_EXTRACTED TEXT_
— Begin —

Marin County
neighborhood
co-exists with coyotes
December 4, 2016
The three coyotes sleeping in the sun on a
hillside behind a canopy of trees in Larkspur
didn’t even flinch when Monte Deignan
stepped forward with his binoculars this past
week to monitor the neighborhood pack.
A family of eight coyotes has taken up residence
in the hills, where homeowners and their pets are
now on alert, but the 62-year-old Larkspur
planning commissioner is thrilled to see wildlife
so close to home.
“This is the perfect urban wildlife habitat,” Deignan
said, scanning the virtually inaccessible brush-
covered landscape hidden from the road by a line of
houses. “You realize they are very benign and, hey,
they are taking care of the rodent problem.”
Yipping coyotes are a bedtime routine in virtually
every city in Marin County, a veritable test case
for a predator coexistence movement that is
gaining popularity throughout the Bay Area and
much of Northern California.
Once rarely seen, coyotes are now prowling
the foothills, trotting through people’s
backyards, boldly stalking prey and raising
puppies outside living room windows. It
is a situation that Bay Area communities,
including San Francisco, are confronting
as they receive reports of sightings from
excited, and in some cases fearful, residents.

— End —

_RECORD LIST_
— Begin —

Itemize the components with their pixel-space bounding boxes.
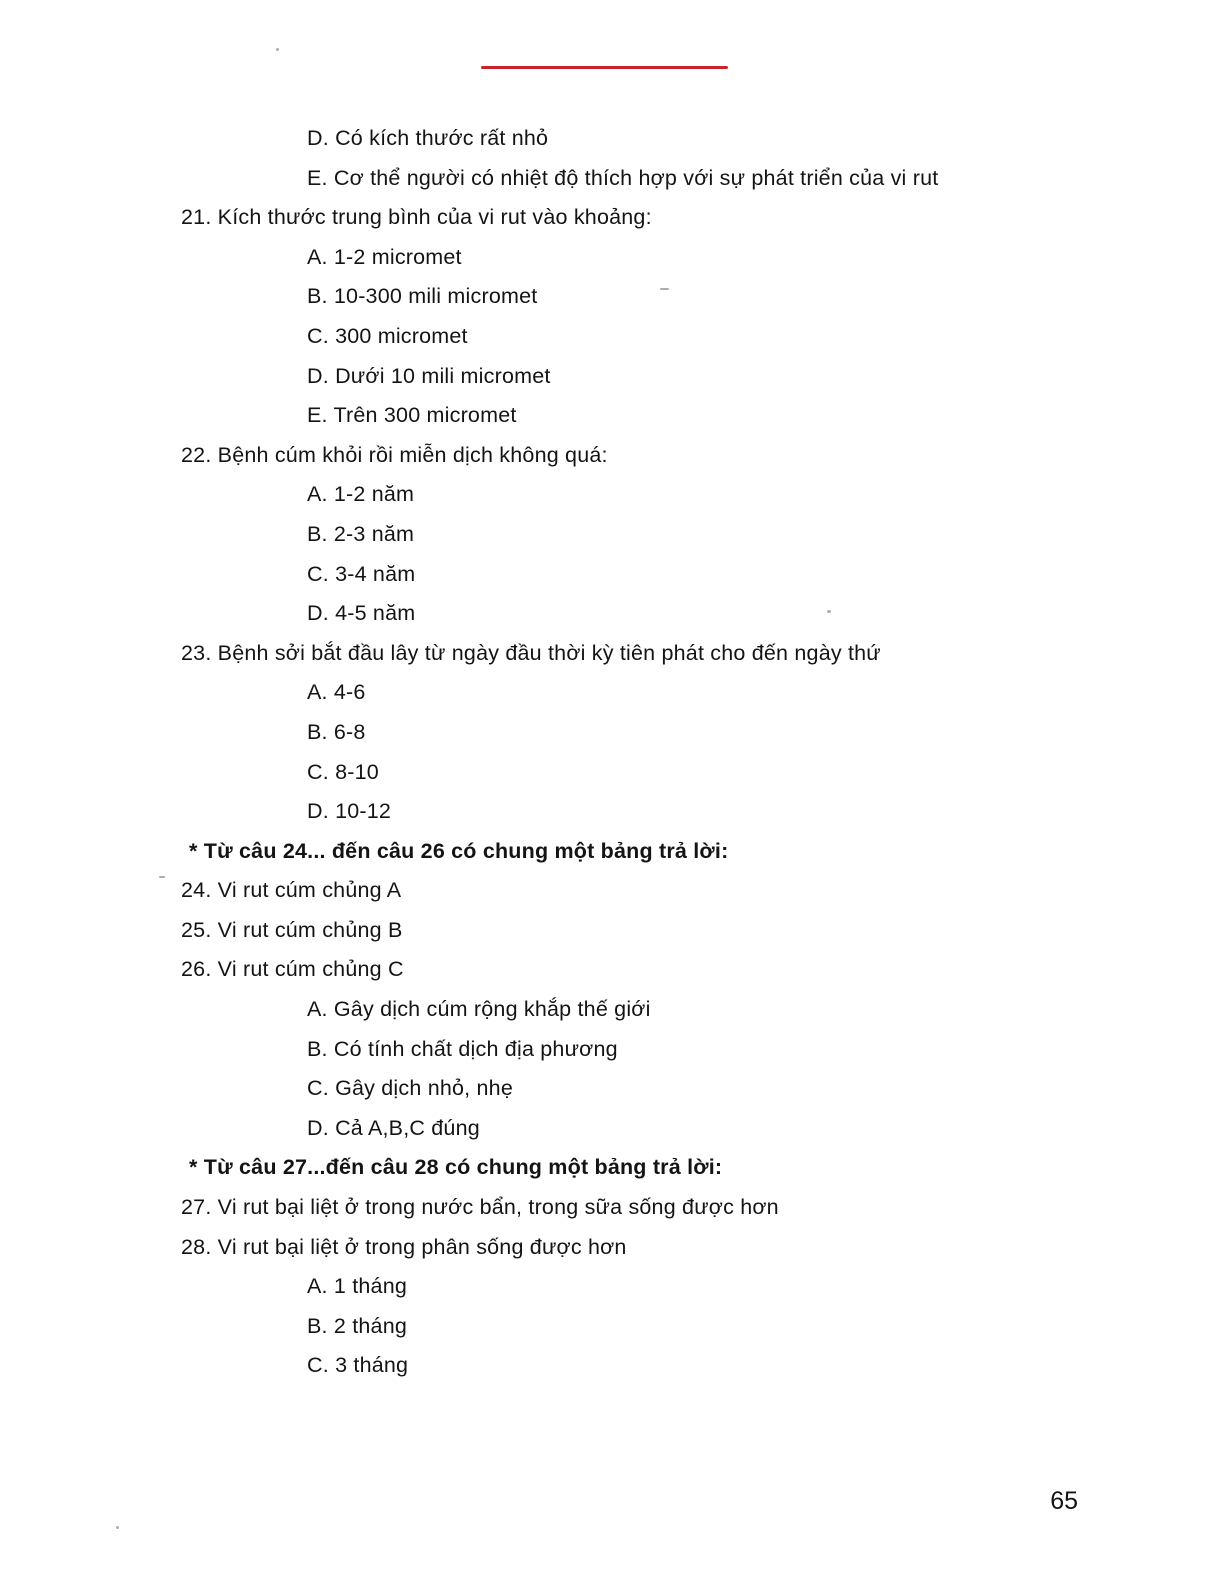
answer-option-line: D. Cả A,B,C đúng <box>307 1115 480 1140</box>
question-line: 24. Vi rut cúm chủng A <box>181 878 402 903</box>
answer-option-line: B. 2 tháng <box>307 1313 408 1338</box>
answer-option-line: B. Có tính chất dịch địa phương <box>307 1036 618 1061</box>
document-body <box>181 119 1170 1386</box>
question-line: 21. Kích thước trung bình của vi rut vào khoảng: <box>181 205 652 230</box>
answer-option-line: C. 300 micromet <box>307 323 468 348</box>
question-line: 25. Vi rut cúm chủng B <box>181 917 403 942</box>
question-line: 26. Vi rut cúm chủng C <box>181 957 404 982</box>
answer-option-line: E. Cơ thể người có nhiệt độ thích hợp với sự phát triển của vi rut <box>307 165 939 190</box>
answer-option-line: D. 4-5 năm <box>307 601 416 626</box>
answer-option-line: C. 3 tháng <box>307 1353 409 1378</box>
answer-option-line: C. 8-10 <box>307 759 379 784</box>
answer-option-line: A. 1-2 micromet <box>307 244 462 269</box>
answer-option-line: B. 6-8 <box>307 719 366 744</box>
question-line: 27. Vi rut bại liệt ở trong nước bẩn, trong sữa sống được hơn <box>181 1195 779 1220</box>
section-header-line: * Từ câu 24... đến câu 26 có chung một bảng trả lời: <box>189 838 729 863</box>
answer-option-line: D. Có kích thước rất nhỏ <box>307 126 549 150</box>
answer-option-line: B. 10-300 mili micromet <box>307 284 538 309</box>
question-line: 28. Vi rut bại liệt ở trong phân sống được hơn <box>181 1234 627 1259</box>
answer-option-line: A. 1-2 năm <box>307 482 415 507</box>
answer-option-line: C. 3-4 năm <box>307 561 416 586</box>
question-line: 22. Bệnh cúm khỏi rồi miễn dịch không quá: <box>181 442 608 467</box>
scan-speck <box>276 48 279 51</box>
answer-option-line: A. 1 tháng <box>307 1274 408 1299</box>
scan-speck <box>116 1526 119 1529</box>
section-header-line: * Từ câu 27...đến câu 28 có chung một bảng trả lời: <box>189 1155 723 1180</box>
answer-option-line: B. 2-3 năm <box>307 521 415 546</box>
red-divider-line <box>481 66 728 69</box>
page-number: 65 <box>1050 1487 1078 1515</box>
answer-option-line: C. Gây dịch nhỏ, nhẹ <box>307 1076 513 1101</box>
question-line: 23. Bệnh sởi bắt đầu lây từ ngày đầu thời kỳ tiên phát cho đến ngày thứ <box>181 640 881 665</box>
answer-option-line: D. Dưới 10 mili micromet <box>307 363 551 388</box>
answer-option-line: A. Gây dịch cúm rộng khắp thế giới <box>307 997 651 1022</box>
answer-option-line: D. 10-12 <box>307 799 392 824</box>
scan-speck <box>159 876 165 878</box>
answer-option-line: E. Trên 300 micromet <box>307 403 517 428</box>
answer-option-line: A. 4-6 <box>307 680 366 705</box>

— End —
— Begin —

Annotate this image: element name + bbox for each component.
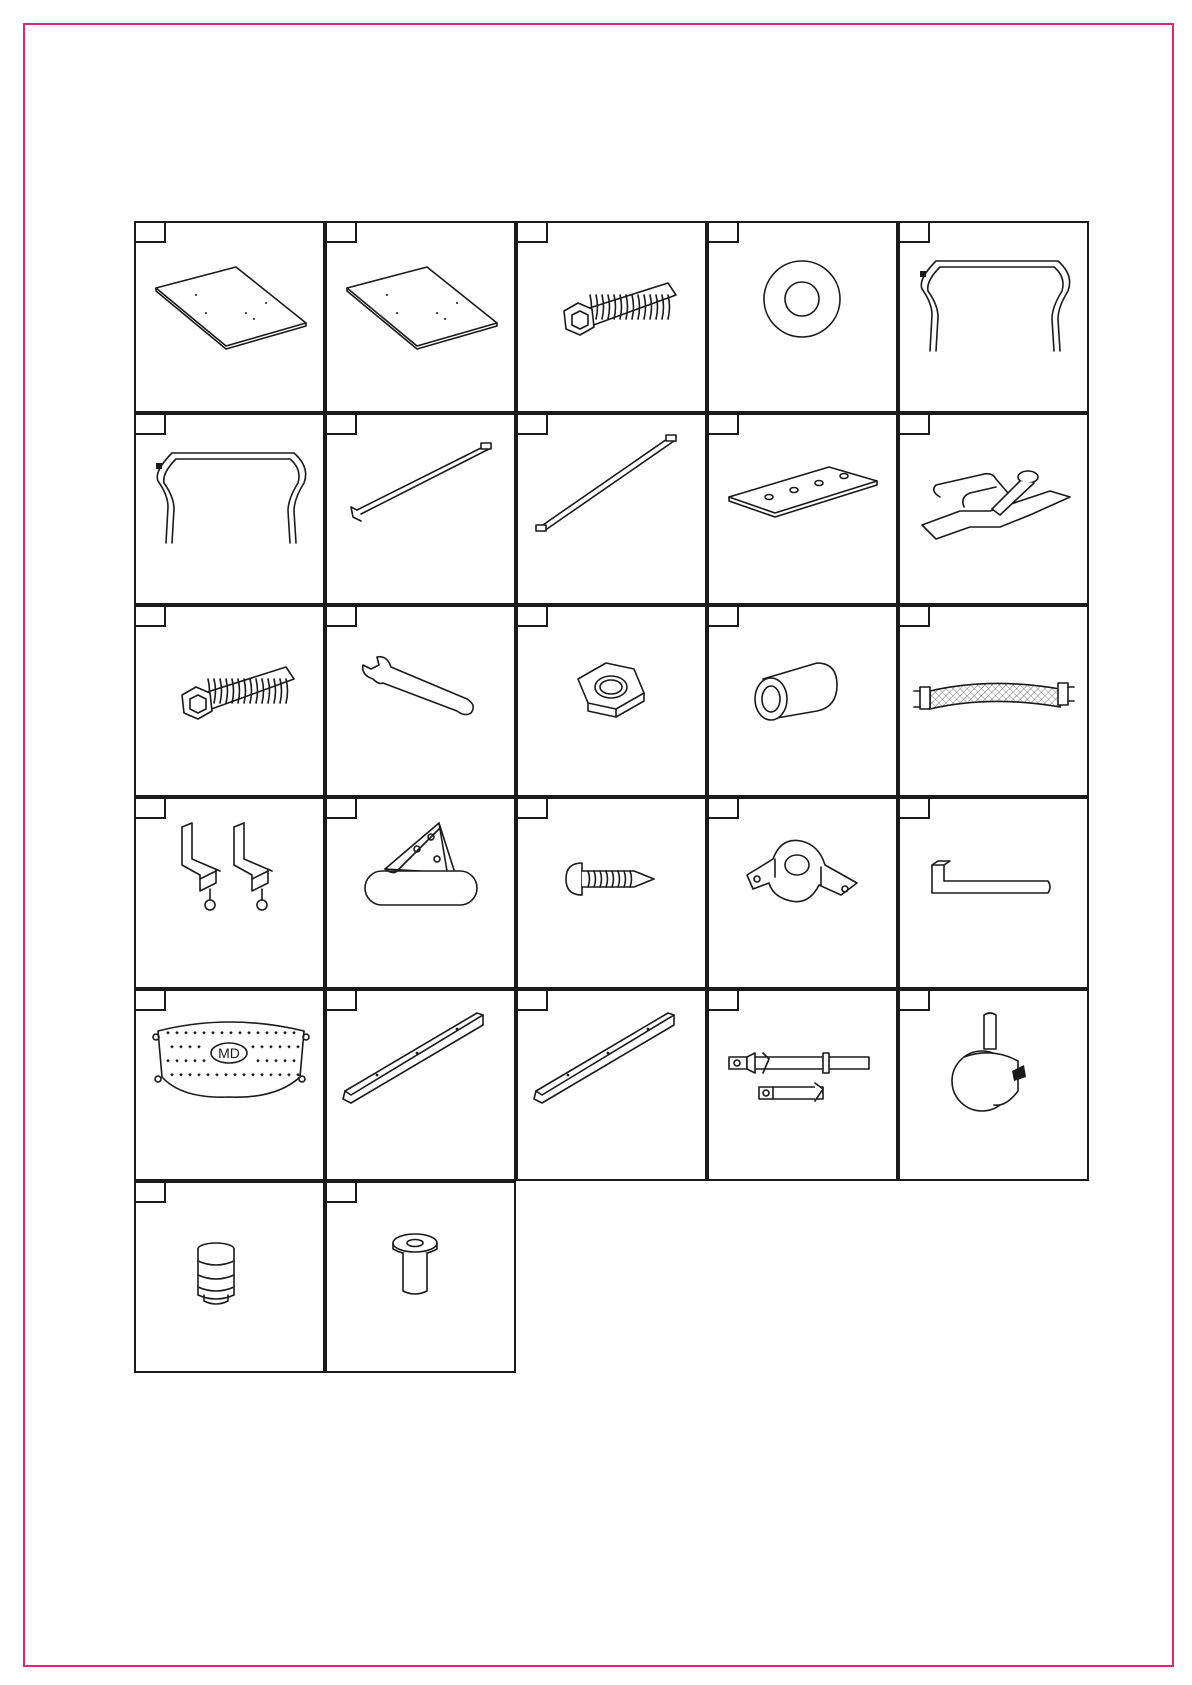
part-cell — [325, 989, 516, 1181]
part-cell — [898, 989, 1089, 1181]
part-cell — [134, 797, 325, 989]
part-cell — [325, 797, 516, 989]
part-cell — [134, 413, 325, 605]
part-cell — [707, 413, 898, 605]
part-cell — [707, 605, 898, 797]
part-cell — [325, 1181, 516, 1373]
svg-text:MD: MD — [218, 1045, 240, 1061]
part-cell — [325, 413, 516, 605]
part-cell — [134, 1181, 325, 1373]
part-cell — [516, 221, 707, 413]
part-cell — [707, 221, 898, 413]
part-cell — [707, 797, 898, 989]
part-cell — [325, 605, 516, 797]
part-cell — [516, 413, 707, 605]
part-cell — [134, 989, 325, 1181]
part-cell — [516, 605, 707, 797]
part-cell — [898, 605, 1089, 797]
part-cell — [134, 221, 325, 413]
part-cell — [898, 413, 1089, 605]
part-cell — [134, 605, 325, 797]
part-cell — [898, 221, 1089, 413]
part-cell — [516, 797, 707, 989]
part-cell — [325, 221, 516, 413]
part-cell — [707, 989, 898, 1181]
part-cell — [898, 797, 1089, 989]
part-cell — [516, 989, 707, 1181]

— End —
— Begin —

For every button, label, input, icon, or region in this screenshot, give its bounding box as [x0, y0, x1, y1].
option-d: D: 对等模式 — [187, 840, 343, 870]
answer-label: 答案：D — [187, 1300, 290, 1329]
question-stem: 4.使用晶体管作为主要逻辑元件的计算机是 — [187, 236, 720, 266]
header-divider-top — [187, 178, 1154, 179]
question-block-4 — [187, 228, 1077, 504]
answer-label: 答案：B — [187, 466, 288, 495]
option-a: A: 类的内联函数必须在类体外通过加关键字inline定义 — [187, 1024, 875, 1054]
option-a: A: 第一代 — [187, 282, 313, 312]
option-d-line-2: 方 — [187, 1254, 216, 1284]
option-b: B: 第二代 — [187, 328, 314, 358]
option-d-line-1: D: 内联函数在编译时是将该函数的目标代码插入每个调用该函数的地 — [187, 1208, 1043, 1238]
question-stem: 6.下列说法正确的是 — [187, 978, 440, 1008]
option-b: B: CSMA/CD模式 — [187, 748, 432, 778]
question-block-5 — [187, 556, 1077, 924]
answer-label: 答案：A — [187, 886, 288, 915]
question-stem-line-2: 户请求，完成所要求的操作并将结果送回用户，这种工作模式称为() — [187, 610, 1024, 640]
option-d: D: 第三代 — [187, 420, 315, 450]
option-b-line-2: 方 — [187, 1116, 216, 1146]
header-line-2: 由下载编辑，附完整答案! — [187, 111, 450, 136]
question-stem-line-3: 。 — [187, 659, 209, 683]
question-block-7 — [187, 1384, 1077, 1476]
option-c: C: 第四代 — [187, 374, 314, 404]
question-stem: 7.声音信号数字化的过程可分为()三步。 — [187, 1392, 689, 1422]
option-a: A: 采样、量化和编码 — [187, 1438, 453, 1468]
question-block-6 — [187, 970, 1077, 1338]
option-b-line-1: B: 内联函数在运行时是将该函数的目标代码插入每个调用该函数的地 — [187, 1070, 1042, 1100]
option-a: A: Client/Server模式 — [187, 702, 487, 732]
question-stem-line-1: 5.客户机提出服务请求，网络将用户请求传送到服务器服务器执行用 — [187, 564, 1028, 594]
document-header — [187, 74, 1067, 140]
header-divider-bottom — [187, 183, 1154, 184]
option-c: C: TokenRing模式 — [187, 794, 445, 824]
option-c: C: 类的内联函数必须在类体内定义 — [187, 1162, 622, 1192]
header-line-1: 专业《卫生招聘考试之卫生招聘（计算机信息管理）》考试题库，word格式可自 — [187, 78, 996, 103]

— End —

_DIRECTIONS FOR THIS TASK_
Pick up the article above on the Marin County neighborhood that coexists with coyotes and write its next part, beginning after its final sentence.

_TASK ANSWER_
Larkspur and adjacent Corte Madera, in
the shadow of Mount Tamalpais, are the
latest to go gaga over the yowling fur-
covered throngs.
“They hear the (emergency) sirens in
the city and they say, ‘Oh, we can out-do
that,’” Deignan said. “It just triggers them.”
The cacophony is little comfort to the
owners of cats and small dogs that have
been known to find themselves on coyote
dinner menus. Many parents are also
uneasy having the wild predators near
their children.
In an attempt to ease tensions, Project
Coyote, the Marin Humane Society and
Marin County Parks are holding a
community forum on the highly adaptive
animals this month. The discussion will
include tips on how to coexist with coyotes
in general and the Larkspur family of
eight in particular.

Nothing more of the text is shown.